=== What this task involves ===
Collect all lines from the listing that include the string "القرصنة".
Start Working data
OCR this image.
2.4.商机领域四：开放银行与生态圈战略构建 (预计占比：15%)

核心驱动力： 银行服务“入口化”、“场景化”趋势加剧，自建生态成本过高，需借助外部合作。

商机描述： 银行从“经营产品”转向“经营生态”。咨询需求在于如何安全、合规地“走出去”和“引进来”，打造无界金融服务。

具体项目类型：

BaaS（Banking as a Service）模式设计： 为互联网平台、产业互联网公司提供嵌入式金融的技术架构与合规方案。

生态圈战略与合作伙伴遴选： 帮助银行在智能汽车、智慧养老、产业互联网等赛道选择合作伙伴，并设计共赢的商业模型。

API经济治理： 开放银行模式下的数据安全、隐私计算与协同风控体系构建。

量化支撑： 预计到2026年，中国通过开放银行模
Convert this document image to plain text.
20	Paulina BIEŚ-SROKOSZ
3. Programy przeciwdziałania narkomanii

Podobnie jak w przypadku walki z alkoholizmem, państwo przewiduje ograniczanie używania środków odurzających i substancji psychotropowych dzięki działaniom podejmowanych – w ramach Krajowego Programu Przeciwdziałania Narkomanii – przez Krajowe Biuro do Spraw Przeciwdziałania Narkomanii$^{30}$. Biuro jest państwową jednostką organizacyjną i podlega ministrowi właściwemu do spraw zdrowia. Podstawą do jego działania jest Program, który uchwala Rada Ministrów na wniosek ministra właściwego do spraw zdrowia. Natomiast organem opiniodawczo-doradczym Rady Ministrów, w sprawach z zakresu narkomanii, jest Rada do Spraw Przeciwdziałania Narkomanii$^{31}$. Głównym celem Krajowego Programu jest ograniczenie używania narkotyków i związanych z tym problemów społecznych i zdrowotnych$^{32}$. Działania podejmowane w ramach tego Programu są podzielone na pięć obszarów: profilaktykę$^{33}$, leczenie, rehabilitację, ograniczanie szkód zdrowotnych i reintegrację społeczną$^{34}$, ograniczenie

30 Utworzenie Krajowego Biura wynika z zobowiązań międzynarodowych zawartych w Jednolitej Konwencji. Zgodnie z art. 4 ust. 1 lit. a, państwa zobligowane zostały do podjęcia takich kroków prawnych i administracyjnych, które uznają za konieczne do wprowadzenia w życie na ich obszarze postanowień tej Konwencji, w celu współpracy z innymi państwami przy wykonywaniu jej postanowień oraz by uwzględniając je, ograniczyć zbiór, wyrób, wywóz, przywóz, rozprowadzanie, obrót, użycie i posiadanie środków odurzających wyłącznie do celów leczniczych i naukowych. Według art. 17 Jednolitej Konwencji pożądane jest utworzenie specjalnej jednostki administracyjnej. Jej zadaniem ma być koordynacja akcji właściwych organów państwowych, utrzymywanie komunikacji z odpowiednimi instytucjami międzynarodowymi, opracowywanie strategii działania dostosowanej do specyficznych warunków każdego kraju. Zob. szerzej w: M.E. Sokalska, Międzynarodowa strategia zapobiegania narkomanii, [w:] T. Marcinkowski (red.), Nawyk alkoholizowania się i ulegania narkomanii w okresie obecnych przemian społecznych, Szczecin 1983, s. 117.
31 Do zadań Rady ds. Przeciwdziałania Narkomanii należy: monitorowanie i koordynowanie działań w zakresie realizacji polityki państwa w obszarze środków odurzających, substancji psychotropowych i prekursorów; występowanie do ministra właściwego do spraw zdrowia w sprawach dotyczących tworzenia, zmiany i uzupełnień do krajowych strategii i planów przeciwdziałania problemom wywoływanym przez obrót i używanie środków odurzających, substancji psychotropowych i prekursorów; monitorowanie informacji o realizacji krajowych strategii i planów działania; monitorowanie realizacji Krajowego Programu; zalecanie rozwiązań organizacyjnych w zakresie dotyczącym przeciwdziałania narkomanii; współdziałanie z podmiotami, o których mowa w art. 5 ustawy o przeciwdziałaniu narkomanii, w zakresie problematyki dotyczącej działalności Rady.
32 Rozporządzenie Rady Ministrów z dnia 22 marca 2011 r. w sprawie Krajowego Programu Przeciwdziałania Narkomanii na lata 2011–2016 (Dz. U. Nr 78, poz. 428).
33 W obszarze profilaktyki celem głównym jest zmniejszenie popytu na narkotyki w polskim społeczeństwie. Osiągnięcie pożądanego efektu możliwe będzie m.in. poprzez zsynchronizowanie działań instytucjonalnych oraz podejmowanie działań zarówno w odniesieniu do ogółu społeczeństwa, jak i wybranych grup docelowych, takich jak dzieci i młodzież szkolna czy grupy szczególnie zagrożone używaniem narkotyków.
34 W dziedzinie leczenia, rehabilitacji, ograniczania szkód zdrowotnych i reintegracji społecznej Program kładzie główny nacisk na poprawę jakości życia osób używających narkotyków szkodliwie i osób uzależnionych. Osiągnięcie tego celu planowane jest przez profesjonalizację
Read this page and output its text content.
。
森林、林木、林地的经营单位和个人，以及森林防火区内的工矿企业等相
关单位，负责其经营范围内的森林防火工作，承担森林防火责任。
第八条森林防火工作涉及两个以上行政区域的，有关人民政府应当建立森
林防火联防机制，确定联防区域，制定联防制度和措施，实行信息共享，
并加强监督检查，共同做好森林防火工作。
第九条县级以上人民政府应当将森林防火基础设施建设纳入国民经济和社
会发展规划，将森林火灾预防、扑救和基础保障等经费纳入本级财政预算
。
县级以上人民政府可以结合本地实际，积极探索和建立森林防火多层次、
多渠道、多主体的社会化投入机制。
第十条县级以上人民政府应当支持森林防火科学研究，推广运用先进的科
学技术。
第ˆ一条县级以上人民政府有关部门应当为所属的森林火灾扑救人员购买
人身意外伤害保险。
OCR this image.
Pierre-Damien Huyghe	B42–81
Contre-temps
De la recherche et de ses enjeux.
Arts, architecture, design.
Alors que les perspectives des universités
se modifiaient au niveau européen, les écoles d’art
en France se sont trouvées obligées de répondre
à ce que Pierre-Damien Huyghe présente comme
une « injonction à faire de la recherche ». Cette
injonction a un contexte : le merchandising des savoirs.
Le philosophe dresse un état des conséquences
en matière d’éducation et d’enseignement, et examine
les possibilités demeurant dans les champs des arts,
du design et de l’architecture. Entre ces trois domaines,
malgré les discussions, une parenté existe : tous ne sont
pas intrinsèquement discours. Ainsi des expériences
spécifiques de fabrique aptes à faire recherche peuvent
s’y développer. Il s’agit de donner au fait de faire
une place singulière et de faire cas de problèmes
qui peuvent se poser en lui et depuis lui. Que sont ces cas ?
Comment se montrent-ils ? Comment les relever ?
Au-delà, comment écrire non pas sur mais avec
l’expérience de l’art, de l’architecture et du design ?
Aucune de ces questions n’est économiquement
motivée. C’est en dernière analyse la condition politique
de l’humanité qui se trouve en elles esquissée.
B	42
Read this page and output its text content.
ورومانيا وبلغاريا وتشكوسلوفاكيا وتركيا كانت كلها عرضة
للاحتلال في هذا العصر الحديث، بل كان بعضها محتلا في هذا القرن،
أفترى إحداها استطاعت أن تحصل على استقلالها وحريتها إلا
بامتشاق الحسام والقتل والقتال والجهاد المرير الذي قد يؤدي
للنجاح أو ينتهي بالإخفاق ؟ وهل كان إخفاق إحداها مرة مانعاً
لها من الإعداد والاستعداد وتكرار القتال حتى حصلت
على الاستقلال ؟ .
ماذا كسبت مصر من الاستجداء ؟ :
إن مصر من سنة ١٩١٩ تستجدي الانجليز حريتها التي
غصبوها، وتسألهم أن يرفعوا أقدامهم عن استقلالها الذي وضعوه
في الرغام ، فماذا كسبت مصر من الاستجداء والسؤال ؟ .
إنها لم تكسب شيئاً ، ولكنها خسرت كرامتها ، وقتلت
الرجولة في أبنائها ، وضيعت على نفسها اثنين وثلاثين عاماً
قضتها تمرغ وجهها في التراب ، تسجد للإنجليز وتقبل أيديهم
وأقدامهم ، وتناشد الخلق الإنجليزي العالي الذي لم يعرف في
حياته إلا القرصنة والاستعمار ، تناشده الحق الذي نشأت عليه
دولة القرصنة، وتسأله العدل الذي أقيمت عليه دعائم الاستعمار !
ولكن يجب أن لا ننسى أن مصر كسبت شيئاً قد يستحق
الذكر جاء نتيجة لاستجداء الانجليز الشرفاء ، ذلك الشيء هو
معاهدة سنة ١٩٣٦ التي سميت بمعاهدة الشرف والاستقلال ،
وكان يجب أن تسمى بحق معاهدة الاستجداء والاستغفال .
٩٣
End Working data
=== Exercise answer ===
حياته إلا القرصنة والاستعمار ، تناشده الحق الذي نشأت عليه
دولة القرصنة، وتسأله العدل الذي أقيمت عليه دعائم الاستعمار !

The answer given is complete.